• **Description of the task**
Keep every line where the word "structured" appears; drop the rest.

• **Record extracts**
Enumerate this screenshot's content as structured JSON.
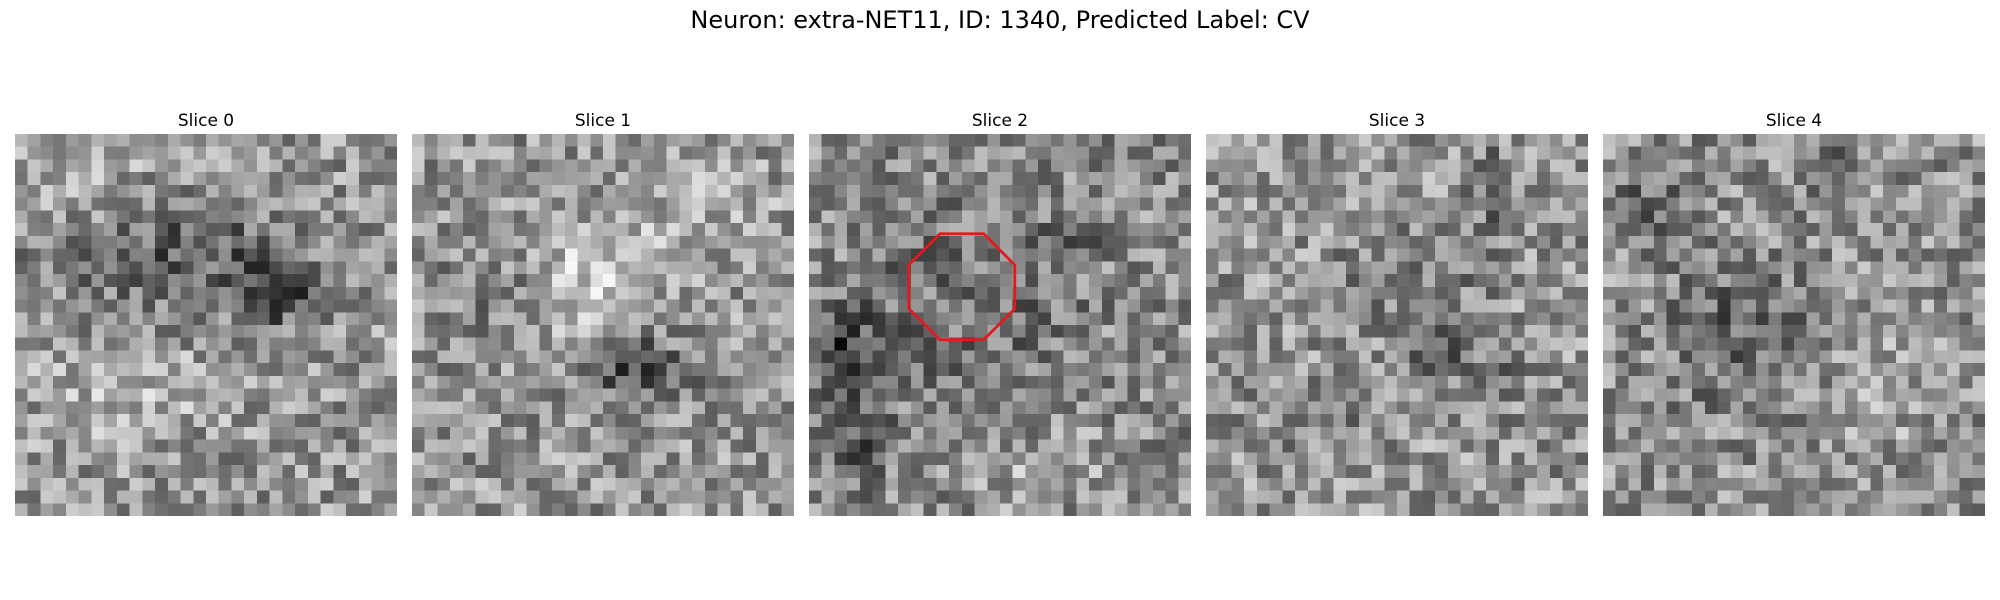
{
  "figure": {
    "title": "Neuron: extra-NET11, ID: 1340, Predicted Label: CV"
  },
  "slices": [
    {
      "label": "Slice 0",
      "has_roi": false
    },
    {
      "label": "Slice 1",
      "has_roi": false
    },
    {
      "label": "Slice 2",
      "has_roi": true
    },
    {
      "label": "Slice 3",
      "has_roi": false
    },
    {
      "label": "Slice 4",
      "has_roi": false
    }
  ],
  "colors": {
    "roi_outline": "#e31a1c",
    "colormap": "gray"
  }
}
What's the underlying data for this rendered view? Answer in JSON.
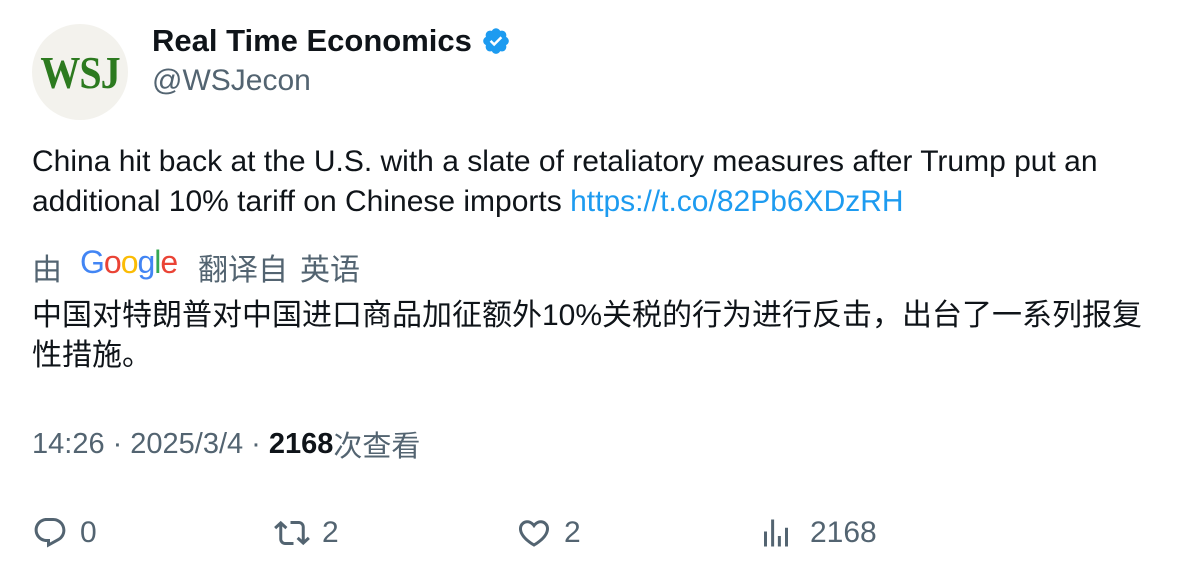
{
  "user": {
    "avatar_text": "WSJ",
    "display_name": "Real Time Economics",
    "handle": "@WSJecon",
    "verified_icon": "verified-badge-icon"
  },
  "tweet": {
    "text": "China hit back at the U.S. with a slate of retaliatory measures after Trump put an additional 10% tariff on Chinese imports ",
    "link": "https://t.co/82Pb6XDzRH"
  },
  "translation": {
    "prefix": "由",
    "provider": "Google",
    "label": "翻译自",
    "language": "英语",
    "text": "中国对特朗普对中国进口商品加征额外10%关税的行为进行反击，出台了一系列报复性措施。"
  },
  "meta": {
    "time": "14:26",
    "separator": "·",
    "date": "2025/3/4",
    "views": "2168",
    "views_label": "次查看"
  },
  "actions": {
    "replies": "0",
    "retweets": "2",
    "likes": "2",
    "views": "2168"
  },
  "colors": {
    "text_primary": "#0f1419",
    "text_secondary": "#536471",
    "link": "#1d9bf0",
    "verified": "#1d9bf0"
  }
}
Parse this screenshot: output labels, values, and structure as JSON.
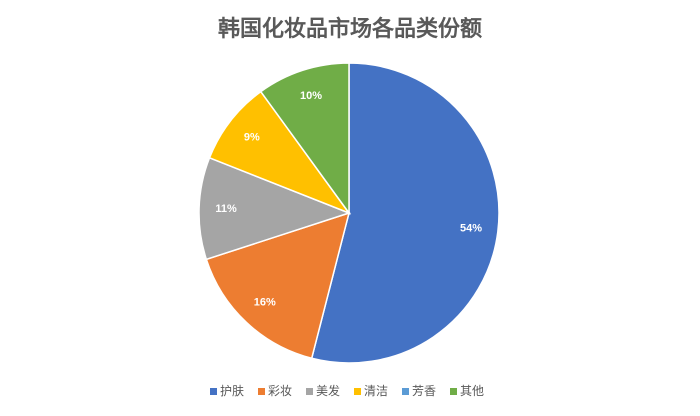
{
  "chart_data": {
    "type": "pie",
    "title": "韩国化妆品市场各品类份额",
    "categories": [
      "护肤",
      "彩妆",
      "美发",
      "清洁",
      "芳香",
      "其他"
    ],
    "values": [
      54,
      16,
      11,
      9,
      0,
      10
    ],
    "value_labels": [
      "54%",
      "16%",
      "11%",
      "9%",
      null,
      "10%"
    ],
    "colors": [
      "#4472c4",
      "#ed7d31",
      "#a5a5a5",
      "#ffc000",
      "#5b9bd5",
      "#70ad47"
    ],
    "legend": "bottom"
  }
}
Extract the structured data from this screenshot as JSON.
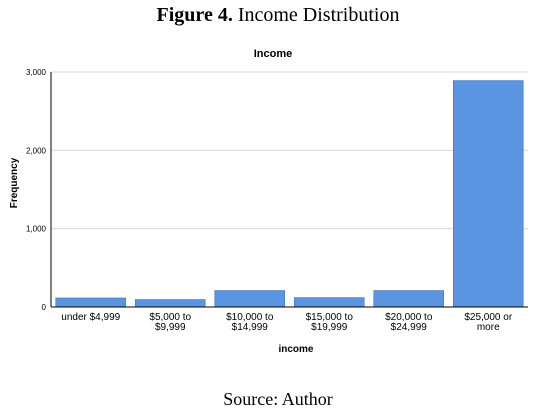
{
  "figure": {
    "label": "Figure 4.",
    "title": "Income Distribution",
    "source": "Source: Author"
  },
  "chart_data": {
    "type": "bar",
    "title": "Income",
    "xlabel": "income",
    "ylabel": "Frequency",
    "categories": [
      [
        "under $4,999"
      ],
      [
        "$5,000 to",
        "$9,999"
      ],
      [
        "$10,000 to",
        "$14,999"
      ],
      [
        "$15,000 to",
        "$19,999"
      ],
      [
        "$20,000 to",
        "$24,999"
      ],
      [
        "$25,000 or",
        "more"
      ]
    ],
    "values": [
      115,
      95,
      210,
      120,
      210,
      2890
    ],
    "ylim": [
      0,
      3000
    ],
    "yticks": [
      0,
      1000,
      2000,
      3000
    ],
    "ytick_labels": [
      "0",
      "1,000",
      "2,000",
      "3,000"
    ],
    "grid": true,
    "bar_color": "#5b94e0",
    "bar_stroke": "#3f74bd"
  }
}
==
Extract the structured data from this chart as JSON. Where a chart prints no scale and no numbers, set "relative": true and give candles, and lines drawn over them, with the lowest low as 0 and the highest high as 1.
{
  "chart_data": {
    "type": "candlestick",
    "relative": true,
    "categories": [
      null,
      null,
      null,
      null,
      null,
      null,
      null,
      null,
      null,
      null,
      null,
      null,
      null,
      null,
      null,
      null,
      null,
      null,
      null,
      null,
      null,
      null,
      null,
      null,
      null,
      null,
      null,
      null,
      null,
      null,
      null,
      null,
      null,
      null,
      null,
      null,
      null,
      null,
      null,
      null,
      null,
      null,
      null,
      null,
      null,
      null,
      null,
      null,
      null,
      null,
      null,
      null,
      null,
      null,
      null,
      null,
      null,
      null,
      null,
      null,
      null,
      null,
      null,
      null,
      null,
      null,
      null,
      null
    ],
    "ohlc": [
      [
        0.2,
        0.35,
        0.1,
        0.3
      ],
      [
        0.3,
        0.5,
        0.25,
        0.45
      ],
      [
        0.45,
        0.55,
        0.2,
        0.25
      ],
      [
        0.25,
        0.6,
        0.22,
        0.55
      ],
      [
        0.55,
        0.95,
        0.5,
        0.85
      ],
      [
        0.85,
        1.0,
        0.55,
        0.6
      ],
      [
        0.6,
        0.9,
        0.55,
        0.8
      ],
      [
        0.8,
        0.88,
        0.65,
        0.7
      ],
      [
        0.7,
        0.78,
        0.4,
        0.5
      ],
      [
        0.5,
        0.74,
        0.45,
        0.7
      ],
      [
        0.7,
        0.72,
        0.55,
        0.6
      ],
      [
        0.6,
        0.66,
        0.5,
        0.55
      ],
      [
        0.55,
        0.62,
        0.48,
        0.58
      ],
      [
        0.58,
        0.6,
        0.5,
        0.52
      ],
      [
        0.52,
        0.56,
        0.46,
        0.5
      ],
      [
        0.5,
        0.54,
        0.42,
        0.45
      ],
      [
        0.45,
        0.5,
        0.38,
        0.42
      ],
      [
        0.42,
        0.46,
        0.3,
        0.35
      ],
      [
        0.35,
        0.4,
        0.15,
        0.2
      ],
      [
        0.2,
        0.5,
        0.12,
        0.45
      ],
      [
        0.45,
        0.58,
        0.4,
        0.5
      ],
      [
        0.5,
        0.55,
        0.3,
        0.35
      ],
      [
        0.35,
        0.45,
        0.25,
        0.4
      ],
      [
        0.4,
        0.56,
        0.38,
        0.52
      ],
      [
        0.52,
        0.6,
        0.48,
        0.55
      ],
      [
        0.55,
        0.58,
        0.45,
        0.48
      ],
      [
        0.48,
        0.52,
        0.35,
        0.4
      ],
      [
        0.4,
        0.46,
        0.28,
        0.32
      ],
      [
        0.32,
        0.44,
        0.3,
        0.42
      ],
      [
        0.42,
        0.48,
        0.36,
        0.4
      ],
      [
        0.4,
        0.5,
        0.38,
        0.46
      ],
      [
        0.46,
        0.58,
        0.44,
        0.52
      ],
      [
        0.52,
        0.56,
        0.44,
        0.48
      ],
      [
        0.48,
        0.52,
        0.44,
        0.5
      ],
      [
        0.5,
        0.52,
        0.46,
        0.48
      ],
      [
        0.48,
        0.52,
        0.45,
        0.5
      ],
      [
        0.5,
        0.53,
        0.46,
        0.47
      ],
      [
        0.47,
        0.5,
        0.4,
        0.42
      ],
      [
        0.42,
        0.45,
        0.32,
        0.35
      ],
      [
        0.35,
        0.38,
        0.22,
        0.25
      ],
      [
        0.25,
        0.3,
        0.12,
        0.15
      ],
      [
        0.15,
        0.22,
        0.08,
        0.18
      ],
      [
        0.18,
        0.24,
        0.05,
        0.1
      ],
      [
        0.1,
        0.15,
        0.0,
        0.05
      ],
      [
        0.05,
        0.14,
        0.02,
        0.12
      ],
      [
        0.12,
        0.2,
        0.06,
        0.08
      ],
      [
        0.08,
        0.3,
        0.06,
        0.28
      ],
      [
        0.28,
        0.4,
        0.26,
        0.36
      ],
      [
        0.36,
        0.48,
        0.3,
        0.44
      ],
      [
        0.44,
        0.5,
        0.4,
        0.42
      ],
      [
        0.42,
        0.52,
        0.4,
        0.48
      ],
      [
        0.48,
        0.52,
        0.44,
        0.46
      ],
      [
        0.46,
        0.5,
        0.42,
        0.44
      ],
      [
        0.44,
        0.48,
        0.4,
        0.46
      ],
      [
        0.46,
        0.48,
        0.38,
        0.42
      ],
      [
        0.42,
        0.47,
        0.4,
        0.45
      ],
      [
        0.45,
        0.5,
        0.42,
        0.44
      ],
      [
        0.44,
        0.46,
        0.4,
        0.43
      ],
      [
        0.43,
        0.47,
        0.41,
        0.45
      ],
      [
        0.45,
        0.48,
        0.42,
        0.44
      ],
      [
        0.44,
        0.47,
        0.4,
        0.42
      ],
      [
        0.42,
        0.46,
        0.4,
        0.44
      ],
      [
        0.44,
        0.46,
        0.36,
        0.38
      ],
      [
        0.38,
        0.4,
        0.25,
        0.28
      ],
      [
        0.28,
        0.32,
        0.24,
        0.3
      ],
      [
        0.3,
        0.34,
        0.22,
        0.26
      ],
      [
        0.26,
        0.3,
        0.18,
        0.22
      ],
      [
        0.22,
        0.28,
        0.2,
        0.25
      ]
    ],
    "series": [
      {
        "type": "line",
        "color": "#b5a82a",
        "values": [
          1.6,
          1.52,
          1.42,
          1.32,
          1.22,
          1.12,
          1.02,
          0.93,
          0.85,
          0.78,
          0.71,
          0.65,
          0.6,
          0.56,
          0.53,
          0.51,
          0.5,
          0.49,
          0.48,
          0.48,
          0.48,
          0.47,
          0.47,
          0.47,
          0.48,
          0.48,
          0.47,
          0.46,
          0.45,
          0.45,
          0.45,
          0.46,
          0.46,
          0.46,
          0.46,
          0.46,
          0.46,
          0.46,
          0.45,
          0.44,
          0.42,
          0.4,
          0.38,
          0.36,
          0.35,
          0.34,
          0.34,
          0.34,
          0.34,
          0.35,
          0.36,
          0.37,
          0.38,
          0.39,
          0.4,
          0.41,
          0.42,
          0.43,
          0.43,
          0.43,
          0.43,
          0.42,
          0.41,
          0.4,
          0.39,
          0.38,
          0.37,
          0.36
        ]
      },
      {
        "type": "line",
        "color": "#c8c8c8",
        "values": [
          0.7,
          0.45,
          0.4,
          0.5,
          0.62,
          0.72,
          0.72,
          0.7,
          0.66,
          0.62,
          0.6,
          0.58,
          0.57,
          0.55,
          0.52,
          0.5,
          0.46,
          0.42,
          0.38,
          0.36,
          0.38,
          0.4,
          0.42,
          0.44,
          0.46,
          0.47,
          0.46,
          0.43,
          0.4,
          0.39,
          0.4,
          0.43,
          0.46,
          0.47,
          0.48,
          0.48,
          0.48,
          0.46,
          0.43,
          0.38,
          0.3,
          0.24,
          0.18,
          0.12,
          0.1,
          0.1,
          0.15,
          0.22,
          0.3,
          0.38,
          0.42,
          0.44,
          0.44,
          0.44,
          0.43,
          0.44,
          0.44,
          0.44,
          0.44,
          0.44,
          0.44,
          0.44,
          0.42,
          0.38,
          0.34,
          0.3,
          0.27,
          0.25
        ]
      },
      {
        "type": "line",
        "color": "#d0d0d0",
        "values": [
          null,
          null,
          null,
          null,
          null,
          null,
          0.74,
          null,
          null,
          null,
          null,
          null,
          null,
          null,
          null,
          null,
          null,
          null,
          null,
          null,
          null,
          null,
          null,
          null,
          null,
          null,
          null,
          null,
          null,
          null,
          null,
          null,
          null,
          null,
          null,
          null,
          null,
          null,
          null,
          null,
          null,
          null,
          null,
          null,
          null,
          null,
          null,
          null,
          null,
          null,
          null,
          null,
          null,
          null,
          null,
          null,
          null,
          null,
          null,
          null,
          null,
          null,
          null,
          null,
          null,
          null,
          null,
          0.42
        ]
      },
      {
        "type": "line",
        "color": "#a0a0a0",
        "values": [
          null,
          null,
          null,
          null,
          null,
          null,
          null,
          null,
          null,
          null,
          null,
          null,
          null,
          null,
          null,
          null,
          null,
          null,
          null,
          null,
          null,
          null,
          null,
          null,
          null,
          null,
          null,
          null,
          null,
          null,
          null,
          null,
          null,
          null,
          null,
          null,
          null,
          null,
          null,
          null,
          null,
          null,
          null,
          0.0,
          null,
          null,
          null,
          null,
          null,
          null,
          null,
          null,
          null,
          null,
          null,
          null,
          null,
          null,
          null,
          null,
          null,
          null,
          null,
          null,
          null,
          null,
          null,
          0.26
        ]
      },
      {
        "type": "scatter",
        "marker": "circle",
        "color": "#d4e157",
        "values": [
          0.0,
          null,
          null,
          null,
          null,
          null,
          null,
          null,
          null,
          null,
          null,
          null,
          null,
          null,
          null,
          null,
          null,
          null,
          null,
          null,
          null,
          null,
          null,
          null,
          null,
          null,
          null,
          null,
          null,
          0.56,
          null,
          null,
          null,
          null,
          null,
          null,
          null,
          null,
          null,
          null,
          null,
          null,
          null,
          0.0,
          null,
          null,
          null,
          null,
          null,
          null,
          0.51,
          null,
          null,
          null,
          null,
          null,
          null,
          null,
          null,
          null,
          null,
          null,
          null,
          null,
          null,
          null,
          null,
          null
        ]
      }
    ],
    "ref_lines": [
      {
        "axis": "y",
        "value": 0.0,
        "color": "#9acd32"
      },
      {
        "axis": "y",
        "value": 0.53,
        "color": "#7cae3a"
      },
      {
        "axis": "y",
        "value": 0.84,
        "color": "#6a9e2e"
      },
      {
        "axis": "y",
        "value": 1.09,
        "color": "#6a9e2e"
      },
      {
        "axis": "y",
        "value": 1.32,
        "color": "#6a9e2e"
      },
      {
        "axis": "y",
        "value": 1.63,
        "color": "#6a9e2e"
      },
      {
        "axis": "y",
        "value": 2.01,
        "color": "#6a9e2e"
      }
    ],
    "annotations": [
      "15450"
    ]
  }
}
---
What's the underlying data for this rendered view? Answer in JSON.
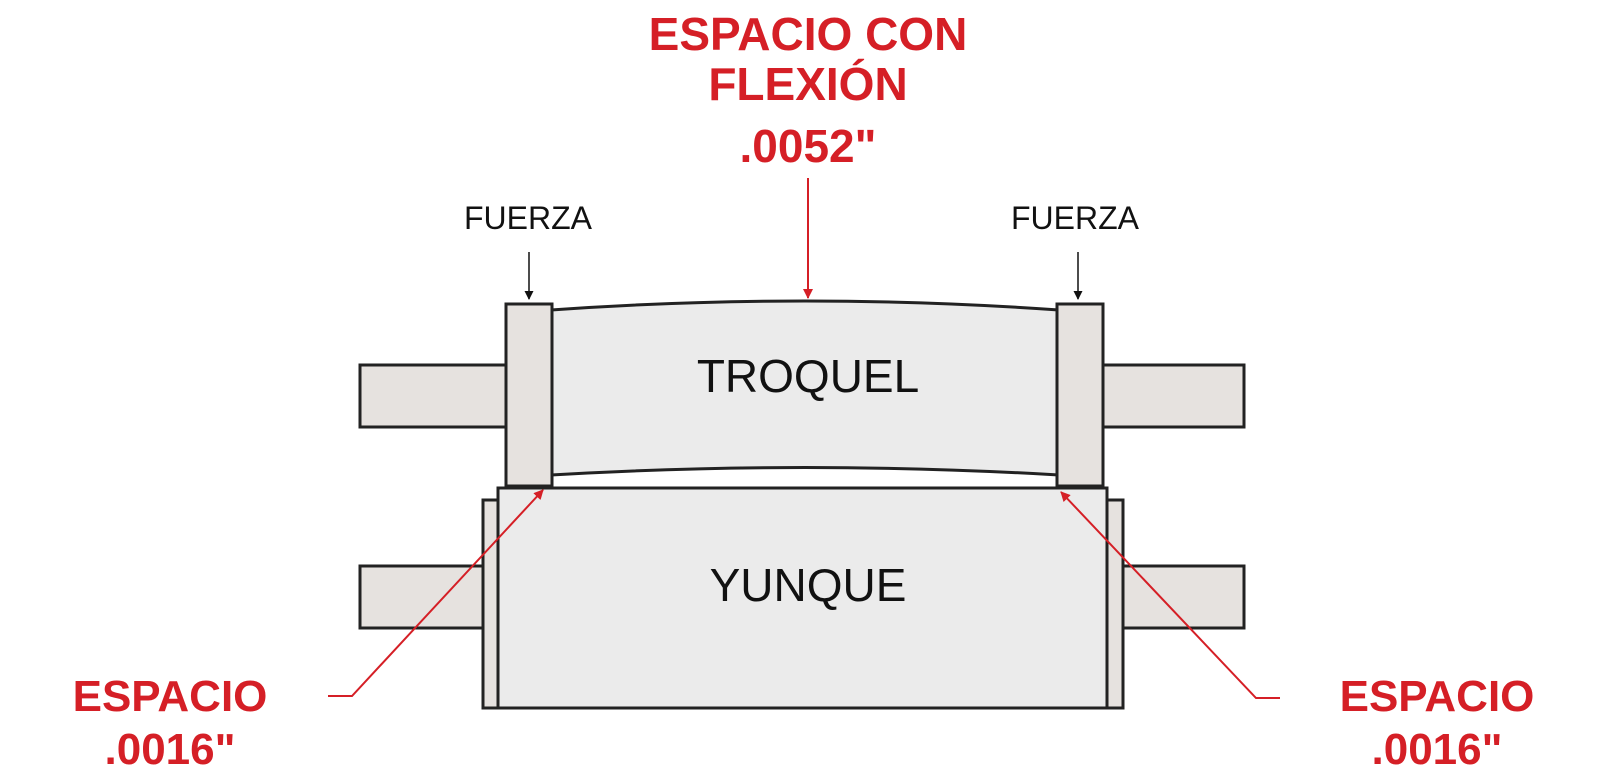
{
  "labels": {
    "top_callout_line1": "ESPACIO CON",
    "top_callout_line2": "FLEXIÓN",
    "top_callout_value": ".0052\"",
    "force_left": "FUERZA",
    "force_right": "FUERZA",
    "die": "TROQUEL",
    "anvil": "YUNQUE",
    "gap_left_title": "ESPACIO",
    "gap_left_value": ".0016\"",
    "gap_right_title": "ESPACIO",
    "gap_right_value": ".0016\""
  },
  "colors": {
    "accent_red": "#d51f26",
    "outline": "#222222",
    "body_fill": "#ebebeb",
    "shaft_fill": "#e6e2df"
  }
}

• **Response below**
Enumerate this screenshot's content as structured JSON.
Extract the structured data from this screenshot as JSON.
Extract the structured data from this chart as JSON. Where a chart prints no scale and no numbers, set "relative": true and give candles, and lines drawn over them, with the lowest low as 0 and the highest high as 1.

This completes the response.